**GOAL**: Report, as a bare number, how many lines of the material below contain the word "clears".

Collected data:

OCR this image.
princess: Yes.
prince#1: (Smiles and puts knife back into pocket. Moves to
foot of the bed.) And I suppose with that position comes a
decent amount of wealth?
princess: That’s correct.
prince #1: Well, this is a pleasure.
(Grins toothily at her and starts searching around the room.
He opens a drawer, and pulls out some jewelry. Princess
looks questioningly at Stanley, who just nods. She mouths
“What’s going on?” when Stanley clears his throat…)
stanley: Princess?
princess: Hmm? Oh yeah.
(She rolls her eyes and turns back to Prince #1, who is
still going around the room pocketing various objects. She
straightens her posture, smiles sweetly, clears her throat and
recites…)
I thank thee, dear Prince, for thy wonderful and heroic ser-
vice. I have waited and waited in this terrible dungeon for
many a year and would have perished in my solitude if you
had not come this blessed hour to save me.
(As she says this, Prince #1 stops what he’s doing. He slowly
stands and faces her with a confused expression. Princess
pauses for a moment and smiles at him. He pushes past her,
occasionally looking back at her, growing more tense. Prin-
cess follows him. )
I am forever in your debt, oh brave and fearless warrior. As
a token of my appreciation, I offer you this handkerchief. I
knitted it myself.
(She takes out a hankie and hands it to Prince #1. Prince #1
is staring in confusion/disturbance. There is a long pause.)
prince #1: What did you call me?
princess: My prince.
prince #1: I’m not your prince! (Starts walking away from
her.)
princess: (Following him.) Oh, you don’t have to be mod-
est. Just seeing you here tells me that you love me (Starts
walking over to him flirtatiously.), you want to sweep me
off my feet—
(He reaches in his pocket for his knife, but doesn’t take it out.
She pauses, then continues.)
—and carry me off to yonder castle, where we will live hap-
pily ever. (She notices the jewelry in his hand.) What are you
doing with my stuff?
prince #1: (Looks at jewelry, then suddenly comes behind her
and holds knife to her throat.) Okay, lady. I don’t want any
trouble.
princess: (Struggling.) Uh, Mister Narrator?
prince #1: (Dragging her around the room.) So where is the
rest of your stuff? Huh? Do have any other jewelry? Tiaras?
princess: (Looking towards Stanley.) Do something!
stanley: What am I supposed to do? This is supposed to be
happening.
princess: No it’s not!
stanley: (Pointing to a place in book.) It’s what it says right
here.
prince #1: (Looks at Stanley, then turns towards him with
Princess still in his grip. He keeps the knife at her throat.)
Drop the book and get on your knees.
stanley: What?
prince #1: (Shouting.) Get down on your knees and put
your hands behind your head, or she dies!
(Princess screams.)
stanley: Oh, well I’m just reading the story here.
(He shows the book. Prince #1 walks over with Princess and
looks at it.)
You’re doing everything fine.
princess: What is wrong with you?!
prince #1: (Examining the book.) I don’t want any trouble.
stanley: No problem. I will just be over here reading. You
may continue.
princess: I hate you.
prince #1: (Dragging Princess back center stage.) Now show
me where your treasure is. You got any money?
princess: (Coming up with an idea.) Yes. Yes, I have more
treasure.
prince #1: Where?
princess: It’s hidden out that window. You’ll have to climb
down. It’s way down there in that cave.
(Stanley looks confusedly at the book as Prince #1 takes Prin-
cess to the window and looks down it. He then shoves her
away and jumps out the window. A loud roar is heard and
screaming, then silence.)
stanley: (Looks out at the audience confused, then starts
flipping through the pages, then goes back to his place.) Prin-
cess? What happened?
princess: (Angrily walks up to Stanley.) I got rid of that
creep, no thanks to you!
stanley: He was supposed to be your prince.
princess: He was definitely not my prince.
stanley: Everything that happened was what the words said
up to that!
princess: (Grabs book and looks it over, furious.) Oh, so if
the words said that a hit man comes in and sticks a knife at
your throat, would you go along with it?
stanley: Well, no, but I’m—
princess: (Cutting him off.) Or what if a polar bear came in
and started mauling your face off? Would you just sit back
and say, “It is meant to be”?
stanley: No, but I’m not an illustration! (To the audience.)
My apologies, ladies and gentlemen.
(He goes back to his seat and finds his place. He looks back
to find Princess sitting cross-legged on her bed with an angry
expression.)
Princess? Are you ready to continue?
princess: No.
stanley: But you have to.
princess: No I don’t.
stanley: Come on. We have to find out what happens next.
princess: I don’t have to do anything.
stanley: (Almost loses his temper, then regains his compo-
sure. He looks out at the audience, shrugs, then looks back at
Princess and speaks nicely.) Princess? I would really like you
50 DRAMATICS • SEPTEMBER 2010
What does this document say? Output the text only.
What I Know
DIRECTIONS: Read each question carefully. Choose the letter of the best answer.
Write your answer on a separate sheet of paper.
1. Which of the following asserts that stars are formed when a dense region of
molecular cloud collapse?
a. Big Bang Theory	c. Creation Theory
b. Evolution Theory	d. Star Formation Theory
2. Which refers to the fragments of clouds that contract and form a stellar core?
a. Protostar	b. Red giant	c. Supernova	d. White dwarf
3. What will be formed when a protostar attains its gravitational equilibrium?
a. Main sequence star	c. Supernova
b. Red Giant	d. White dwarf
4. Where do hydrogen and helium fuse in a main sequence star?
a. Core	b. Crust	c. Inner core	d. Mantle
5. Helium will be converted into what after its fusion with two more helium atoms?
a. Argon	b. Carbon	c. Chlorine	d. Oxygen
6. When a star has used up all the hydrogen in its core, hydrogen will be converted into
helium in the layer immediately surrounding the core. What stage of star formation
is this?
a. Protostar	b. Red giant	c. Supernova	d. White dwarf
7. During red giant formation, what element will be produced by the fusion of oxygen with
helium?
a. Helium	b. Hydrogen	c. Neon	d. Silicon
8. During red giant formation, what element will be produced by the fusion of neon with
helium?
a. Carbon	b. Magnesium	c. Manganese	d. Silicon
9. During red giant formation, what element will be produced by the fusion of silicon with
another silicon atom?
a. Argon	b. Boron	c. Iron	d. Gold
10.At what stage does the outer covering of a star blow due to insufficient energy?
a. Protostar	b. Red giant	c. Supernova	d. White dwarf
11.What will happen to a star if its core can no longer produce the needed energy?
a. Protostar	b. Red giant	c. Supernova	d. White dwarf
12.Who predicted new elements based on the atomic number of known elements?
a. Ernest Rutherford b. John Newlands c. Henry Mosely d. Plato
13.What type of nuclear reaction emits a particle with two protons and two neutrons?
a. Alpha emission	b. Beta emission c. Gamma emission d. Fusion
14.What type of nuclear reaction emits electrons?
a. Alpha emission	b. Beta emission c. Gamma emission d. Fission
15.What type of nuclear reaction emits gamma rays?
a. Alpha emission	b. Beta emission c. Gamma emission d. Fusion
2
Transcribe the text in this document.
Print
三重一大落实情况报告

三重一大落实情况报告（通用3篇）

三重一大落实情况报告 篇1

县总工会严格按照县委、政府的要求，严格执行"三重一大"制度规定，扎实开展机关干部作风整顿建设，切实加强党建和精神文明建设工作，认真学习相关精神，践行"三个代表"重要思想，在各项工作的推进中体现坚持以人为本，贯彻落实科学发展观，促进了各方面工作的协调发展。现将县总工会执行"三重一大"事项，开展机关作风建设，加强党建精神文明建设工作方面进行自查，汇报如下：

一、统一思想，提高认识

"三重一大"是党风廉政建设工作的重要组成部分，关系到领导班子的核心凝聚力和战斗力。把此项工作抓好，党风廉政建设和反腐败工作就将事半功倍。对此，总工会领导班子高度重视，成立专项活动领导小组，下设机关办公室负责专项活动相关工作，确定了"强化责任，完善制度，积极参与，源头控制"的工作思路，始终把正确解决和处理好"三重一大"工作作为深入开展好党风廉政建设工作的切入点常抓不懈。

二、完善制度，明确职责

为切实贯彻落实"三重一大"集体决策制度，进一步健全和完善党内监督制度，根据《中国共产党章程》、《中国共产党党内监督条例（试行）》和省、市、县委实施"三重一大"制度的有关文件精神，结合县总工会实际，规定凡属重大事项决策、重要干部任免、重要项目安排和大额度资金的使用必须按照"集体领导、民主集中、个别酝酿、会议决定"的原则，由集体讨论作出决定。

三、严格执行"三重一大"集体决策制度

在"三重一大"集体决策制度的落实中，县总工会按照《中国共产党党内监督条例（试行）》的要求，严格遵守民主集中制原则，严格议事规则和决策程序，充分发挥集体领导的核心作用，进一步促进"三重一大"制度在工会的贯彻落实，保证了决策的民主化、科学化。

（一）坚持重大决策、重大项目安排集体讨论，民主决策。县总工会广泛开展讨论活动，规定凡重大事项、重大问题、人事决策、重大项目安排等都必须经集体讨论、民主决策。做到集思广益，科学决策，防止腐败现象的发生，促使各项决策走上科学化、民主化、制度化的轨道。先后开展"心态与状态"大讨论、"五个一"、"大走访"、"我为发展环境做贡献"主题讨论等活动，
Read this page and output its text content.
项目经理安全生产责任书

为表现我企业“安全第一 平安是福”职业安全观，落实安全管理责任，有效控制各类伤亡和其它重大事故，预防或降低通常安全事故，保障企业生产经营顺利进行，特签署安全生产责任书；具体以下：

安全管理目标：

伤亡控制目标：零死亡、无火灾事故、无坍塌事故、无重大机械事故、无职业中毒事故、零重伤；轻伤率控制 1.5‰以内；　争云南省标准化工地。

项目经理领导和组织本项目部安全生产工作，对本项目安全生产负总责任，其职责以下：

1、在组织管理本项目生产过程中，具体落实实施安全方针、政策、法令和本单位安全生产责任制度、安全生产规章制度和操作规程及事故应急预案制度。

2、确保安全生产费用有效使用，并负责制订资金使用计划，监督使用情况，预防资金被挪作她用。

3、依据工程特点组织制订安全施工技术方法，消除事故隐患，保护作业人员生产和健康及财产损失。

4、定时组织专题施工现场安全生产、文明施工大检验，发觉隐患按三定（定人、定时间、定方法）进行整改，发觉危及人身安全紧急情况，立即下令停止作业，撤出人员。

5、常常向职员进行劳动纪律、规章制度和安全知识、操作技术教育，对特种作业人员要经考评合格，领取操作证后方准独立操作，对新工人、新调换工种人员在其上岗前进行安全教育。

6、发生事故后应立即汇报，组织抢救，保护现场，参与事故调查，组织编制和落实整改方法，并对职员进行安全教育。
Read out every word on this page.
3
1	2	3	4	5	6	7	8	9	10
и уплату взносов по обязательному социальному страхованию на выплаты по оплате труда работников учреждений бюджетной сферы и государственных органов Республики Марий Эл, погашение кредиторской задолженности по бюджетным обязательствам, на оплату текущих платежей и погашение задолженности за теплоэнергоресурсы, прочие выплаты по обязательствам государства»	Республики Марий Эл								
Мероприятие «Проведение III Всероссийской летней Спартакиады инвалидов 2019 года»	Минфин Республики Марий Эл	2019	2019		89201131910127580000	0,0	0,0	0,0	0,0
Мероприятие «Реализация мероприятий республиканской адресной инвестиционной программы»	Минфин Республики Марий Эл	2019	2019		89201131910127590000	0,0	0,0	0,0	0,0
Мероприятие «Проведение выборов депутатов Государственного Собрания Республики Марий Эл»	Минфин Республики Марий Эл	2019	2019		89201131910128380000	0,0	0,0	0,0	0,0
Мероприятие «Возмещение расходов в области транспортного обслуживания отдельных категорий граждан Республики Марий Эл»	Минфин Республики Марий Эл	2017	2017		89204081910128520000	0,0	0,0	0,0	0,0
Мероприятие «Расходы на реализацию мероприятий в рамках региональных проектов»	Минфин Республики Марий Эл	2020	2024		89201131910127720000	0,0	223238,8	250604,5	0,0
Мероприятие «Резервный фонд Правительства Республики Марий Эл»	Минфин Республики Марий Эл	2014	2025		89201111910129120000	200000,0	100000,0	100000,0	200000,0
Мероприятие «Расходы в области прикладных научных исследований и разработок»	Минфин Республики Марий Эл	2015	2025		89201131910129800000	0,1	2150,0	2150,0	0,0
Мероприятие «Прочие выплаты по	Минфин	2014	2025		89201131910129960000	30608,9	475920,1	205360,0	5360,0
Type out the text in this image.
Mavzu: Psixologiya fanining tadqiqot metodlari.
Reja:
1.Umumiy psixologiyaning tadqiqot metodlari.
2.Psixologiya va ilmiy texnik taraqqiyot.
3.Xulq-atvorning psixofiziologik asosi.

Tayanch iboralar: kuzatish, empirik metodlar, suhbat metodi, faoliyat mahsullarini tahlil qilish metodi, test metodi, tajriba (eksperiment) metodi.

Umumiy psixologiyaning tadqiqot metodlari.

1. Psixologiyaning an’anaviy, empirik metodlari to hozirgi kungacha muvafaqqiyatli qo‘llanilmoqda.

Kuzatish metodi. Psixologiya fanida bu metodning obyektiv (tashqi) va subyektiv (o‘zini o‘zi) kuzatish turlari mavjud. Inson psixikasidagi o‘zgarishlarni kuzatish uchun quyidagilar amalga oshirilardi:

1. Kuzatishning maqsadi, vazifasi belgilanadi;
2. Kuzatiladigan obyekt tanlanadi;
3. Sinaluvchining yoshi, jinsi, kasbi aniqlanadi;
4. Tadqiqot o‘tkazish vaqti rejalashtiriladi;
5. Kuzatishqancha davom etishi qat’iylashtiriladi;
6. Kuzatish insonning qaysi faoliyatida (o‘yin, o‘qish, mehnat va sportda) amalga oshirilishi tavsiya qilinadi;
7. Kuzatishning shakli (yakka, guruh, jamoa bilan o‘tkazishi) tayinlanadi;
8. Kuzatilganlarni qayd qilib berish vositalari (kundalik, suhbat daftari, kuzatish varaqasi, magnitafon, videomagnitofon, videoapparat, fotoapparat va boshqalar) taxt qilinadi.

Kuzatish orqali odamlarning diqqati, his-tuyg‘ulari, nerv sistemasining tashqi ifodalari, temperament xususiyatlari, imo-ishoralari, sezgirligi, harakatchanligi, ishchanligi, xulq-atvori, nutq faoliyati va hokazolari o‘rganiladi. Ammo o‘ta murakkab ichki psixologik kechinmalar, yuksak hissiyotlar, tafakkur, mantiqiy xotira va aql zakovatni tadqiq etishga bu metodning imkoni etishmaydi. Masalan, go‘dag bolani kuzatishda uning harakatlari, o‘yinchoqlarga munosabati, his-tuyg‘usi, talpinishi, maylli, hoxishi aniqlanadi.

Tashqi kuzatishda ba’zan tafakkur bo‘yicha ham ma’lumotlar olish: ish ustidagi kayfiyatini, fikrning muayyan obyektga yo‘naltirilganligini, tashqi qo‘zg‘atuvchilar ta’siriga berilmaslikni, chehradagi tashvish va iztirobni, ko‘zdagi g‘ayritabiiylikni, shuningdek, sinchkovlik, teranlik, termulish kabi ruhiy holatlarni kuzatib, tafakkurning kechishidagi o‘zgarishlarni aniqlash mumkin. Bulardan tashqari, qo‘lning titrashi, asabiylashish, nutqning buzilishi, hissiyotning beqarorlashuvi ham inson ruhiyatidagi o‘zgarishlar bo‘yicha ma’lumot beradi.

**WORKED ANSWER**: 2